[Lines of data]
########

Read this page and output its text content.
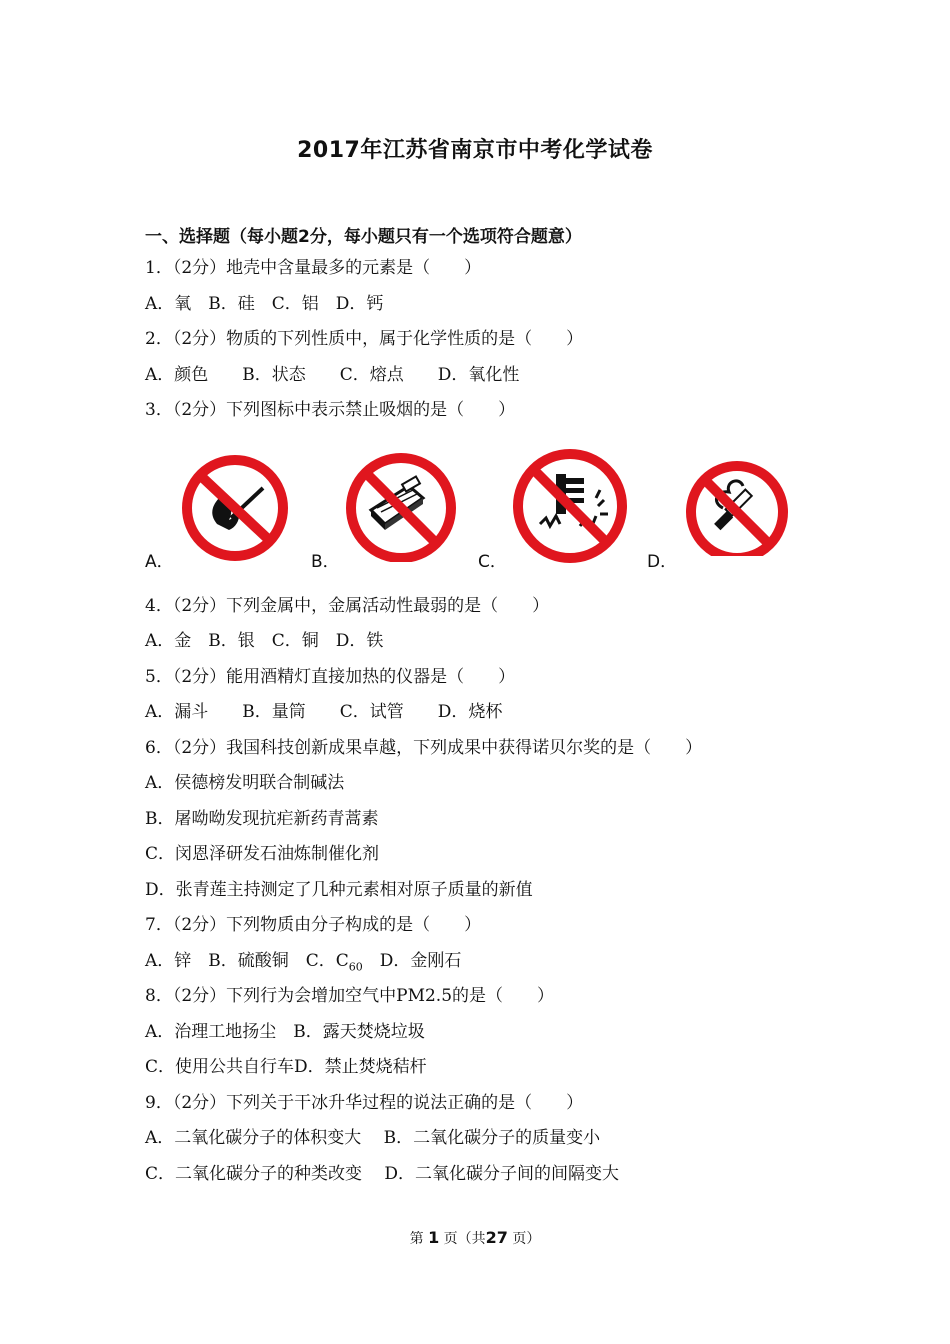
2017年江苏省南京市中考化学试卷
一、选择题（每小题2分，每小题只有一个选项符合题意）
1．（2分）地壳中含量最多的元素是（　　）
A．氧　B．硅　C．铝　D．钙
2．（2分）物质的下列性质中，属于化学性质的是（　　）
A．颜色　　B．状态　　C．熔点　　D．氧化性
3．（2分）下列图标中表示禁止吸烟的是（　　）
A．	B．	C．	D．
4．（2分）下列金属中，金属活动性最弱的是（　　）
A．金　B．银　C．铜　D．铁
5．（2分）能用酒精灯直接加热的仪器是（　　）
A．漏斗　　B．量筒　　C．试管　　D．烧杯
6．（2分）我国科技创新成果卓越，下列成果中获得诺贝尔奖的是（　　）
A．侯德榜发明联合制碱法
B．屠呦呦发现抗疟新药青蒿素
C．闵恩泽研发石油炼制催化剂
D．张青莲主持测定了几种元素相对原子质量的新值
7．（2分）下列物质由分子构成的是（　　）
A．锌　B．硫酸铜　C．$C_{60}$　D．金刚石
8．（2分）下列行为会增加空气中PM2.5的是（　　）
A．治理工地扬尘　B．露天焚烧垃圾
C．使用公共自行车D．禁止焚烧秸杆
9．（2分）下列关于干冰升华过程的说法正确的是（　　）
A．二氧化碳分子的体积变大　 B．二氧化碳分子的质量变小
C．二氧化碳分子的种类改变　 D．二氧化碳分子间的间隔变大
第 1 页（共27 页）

########

§ Objective
Print the listing above in full, exactly as written. Omit any pictures.

§ Task result
Read this page and output its text content.
2017年江苏省南京市中考化学试卷
一、选择题（每小题2分，每小题只有一个选项符合题意）
1．（2分）地壳中含量最多的元素是（　　）
A．氧　B．硅　C．铝　D．钙
2．（2分）物质的下列性质中，属于化学性质的是（　　）
A．颜色　　B．状态　　C．熔点　　D．氧化性
3．（2分）下列图标中表示禁止吸烟的是（　　）
A．	B．	C．	D．
4．（2分）下列金属中，金属活动性最弱的是（　　）
A．金　B．银　C．铜　D．铁
5．（2分）能用酒精灯直接加热的仪器是（　　）
A．漏斗　　B．量筒　　C．试管　　D．烧杯
6．（2分）我国科技创新成果卓越，下列成果中获得诺贝尔奖的是（　　）
A．侯德榜发明联合制碱法
B．屠呦呦发现抗疟新药青蒿素
C．闵恩泽研发石油炼制催化剂
D．张青莲主持测定了几种元素相对原子质量的新值
7．（2分）下列物质由分子构成的是（　　）
A．锌　B．硫酸铜　C．$C_{60}$　D．金刚石
8．（2分）下列行为会增加空气中PM2.5的是（　　）
A．治理工地扬尘　B．露天焚烧垃圾
C．使用公共自行车D．禁止焚烧秸杆
9．（2分）下列关于干冰升华过程的说法正确的是（　　）
A．二氧化碳分子的体积变大　 B．二氧化碳分子的质量变小
C．二氧化碳分子的种类改变　 D．二氧化碳分子间的间隔变大
第 1 页（共27 页）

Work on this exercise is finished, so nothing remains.